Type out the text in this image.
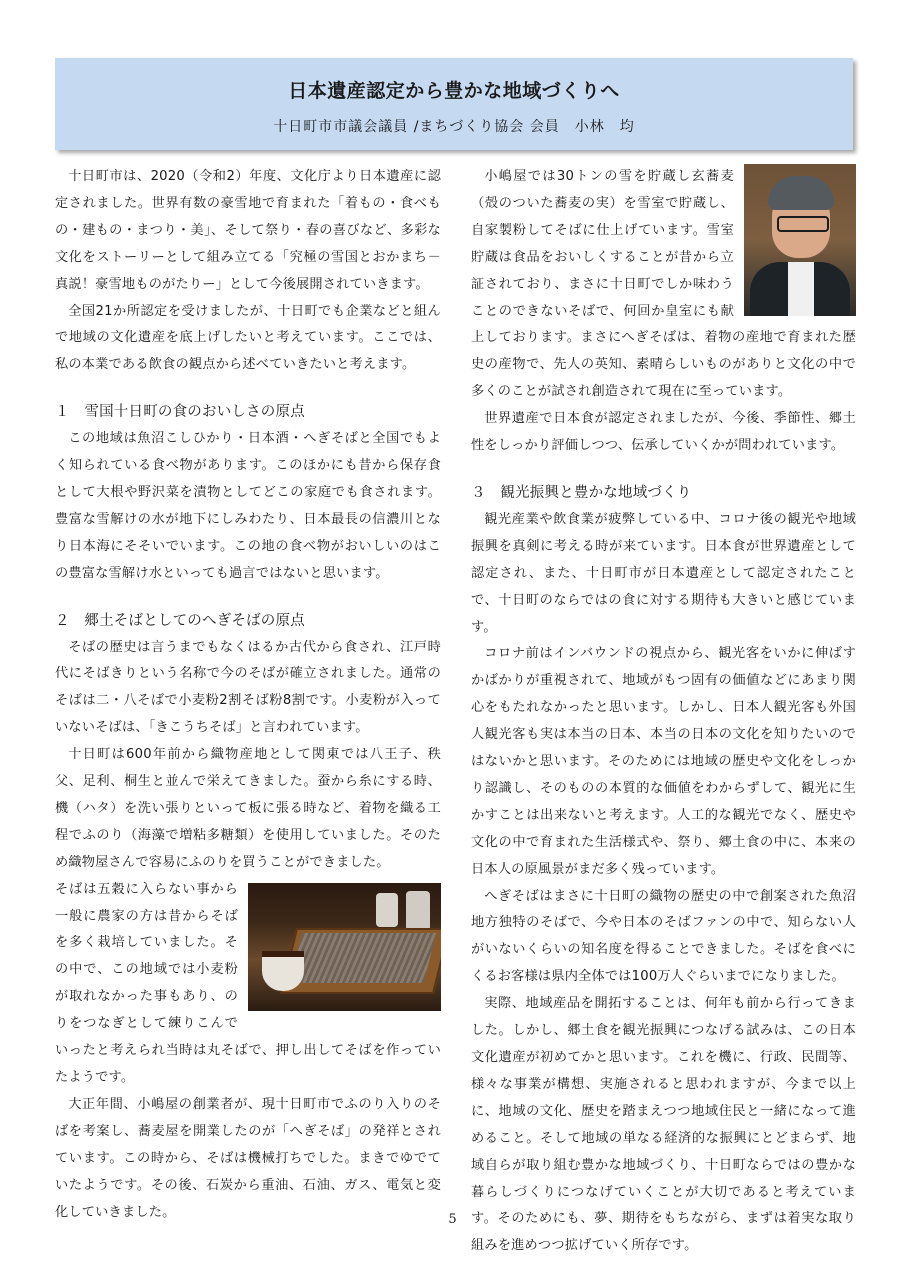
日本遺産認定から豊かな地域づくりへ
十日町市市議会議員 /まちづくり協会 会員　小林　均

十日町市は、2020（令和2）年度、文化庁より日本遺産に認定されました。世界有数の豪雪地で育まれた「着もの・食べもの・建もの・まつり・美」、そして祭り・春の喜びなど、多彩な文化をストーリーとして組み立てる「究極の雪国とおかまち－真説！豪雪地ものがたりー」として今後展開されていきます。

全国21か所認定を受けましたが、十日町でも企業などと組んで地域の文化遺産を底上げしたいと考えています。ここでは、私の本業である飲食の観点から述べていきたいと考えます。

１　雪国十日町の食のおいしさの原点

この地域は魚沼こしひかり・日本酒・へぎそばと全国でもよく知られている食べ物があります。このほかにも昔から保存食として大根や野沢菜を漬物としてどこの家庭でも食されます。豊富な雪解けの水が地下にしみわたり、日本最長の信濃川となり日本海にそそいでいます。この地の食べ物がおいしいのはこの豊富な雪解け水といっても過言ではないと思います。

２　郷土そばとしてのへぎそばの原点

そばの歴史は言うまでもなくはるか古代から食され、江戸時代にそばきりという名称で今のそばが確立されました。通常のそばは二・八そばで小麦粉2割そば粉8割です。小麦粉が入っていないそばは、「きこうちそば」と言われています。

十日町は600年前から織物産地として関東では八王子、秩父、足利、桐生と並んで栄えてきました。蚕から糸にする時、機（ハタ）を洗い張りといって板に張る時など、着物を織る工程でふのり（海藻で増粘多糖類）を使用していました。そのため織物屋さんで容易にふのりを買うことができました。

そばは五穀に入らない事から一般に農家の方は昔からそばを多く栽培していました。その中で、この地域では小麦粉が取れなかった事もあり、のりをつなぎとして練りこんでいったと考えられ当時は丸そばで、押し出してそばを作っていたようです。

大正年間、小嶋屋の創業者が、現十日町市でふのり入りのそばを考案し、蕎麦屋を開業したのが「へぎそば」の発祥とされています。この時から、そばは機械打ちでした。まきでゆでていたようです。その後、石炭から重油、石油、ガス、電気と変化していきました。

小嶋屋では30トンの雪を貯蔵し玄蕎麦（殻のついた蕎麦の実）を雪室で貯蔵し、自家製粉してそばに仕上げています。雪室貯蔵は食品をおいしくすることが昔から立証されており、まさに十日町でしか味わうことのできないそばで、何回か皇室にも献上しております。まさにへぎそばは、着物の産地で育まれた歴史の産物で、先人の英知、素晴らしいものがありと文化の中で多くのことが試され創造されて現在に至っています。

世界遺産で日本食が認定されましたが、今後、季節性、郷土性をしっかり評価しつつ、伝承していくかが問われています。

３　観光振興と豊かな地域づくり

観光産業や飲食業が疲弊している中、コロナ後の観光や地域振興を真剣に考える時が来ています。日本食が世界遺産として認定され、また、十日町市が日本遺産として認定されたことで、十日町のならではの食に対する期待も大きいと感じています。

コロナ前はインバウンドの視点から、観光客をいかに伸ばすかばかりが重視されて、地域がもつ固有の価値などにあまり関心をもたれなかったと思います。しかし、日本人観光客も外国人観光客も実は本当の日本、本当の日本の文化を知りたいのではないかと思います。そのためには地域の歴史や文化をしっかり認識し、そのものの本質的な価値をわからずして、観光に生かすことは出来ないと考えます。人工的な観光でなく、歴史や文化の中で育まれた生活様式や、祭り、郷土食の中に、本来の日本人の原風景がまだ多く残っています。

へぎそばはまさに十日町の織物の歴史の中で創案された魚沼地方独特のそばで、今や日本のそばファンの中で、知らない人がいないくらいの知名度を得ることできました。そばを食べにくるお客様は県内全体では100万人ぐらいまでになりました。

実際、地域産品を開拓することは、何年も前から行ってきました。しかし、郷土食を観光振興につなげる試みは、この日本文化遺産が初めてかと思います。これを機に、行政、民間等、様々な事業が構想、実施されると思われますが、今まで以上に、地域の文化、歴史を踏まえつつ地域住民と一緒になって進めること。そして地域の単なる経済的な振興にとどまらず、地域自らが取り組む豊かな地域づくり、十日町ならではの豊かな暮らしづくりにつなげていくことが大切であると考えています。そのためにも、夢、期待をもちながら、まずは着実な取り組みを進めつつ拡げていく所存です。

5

-*-

### PROBLEM TO WORK ON
Can you repeat every record above exactly, apart from the pictures?

### FULL RESPONSE
Type out the text in this image.
日本遺産認定から豊かな地域づくりへ
十日町市市議会議員 /まちづくり協会 会員　小林　均

十日町市は、2020（令和2）年度、文化庁より日本遺産に認定されました。世界有数の豪雪地で育まれた「着もの・食べもの・建もの・まつり・美」、そして祭り・春の喜びなど、多彩な文化をストーリーとして組み立てる「究極の雪国とおかまち－真説！豪雪地ものがたりー」として今後展開されていきます。

全国21か所認定を受けましたが、十日町でも企業などと組んで地域の文化遺産を底上げしたいと考えています。ここでは、私の本業である飲食の観点から述べていきたいと考えます。

１　雪国十日町の食のおいしさの原点

この地域は魚沼こしひかり・日本酒・へぎそばと全国でもよく知られている食べ物があります。このほかにも昔から保存食として大根や野沢菜を漬物としてどこの家庭でも食されます。豊富な雪解けの水が地下にしみわたり、日本最長の信濃川となり日本海にそそいでいます。この地の食べ物がおいしいのはこの豊富な雪解け水といっても過言ではないと思います。

２　郷土そばとしてのへぎそばの原点

そばの歴史は言うまでもなくはるか古代から食され、江戸時代にそばきりという名称で今のそばが確立されました。通常のそばは二・八そばで小麦粉2割そば粉8割です。小麦粉が入っていないそばは、「きこうちそば」と言われています。

十日町は600年前から織物産地として関東では八王子、秩父、足利、桐生と並んで栄えてきました。蚕から糸にする時、機（ハタ）を洗い張りといって板に張る時など、着物を織る工程でふのり（海藻で増粘多糖類）を使用していました。そのため織物屋さんで容易にふのりを買うことができました。

そばは五穀に入らない事から一般に農家の方は昔からそばを多く栽培していました。その中で、この地域では小麦粉が取れなかった事もあり、のりをつなぎとして練りこんでいったと考えられ当時は丸そばで、押し出してそばを作っていたようです。

大正年間、小嶋屋の創業者が、現十日町市でふのり入りのそばを考案し、蕎麦屋を開業したのが「へぎそば」の発祥とされています。この時から、そばは機械打ちでした。まきでゆでていたようです。その後、石炭から重油、石油、ガス、電気と変化していきました。

小嶋屋では30トンの雪を貯蔵し玄蕎麦（殻のついた蕎麦の実）を雪室で貯蔵し、自家製粉してそばに仕上げています。雪室貯蔵は食品をおいしくすることが昔から立証されており、まさに十日町でしか味わうことのできないそばで、何回か皇室にも献上しております。まさにへぎそばは、着物の産地で育まれた歴史の産物で、先人の英知、素晴らしいものがありと文化の中で多くのことが試され創造されて現在に至っています。

世界遺産で日本食が認定されましたが、今後、季節性、郷土性をしっかり評価しつつ、伝承していくかが問われています。

３　観光振興と豊かな地域づくり

観光産業や飲食業が疲弊している中、コロナ後の観光や地域振興を真剣に考える時が来ています。日本食が世界遺産として認定され、また、十日町市が日本遺産として認定されたことで、十日町のならではの食に対する期待も大きいと感じています。

コロナ前はインバウンドの視点から、観光客をいかに伸ばすかばかりが重視されて、地域がもつ固有の価値などにあまり関心をもたれなかったと思います。しかし、日本人観光客も外国人観光客も実は本当の日本、本当の日本の文化を知りたいのではないかと思います。そのためには地域の歴史や文化をしっかり認識し、そのものの本質的な価値をわからずして、観光に生かすことは出来ないと考えます。人工的な観光でなく、歴史や文化の中で育まれた生活様式や、祭り、郷土食の中に、本来の日本人の原風景がまだ多く残っています。

へぎそばはまさに十日町の織物の歴史の中で創案された魚沼地方独特のそばで、今や日本のそばファンの中で、知らない人がいないくらいの知名度を得ることできました。そばを食べにくるお客様は県内全体では100万人ぐらいまでになりました。

実際、地域産品を開拓することは、何年も前から行ってきました。しかし、郷土食を観光振興につなげる試みは、この日本文化遺産が初めてかと思います。これを機に、行政、民間等、様々な事業が構想、実施されると思われますが、今まで以上に、地域の文化、歴史を踏まえつつ地域住民と一緒になって進めること。そして地域の単なる経済的な振興にとどまらず、地域自らが取り組む豊かな地域づくり、十日町ならではの豊かな暮らしづくりにつなげていくことが大切であると考えています。そのためにも、夢、期待をもちながら、まずは着実な取り組みを進めつつ拡げていく所存です。

5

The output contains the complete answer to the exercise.